TEXTO BASE:
--
CRIANÇAS ALTAS HABILIDADES
Foto: Arnaldo Neto/AEN

Mais de 12 mil alunos com altas habilidades ou superdotação são atendidos pela Rede Estadual de Ensino do Paraná em 300 salas de recursos multifuncionais, distribuídas em 15 escolas de referência. O objetivo é oferecer acompanhamento especializado no contraturno escolar, desenvolvendo talentos em áreas como ciência, tecnologia, artes e escrita.

Os estudantes participam de atividades práticas e teóricas que estimulam a criatividade e o raciocínio, como o experimento desenvolvido por três colegas do ensino fundamental, que criaram uma bateria utilizando amido de batata. O projeto será apresentado na Feira Científica do Núcleo de Atividades de Altas Habilidades (FENAAH/S), em novembro, em Foz do Iguaçu.

De acordo com Maíra Oliveira, chefe do Departamento de Educação Inclusiva da Seed-PR, o Paraná é um dos estados com maior número de alunos identificados com superdotação no país.

“O atendimento educacional especializado precisa começar o quanto antes. Por isso, criamos um protocolo pedagógico que acelera a identificação e garante apoio imediato”, explica.

Além do suporte acadêmico, o programa fortalece aspectos sociais e emocionais dos estudantes, que muitas vezes enfrentam dificuldades de adaptação. Professores e pedagogos passam por formação continuada para identificar e acompanhar os alunos em conjunto com o ensino regular.
--
QUESTÃO 1: Atualize o trecho do texto sobre altas habilidades que começa em "Além do suporte" e termina em "o ensino regular.", trocando "formação continuada" por "capacitação permanente".
QUESTÃO 2: Conforme o texto sobre altas habilidades, por que foi criado um protocolo pedagógico?
QUESTÃO 3:
Responda com base no texto sobre altas habilidades:
(a) Em quantas salas de recursos multifuncionais os alunos são atendidos?
(b) Que material foi usado na bateria criada pelos três colegas?
(c) Em que cidade o projeto será apresentado?
Baseie-se somente no texto.

EXTRATOS DE DADOS:
--
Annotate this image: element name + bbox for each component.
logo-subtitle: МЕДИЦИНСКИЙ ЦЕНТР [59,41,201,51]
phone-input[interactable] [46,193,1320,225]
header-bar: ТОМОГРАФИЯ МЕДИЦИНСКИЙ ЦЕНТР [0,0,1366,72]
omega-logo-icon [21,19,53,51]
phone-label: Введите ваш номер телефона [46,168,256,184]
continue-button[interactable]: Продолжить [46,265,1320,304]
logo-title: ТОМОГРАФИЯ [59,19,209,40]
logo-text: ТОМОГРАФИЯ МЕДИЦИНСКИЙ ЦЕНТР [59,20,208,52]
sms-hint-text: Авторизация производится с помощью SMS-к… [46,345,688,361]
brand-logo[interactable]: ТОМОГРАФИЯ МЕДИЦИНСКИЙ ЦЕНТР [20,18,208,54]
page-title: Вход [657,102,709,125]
--
SUA RESPOSTA 1:
Além do suporte acadêmico, o programa fortalece aspectos sociais e emocionais dos estudantes, que muitas vezes enfrentam dificuldades de adaptação. Professores e pedagogos passam por capacitação permanente para identificar e acompanhar os alunos em conjunto com o ensino regular.

SUA RESPOSTA 2: O protocolo foi criado porque o atendimento educacional especializado precisa começar o quanto antes. Ele acelera a identificação e garante apoio imediato.

SUA RESPOSTA 3:
(a) Em 300 salas de recursos multifuncionais.
(b) Amido de batata.
(c) Em Foz do Iguaçu.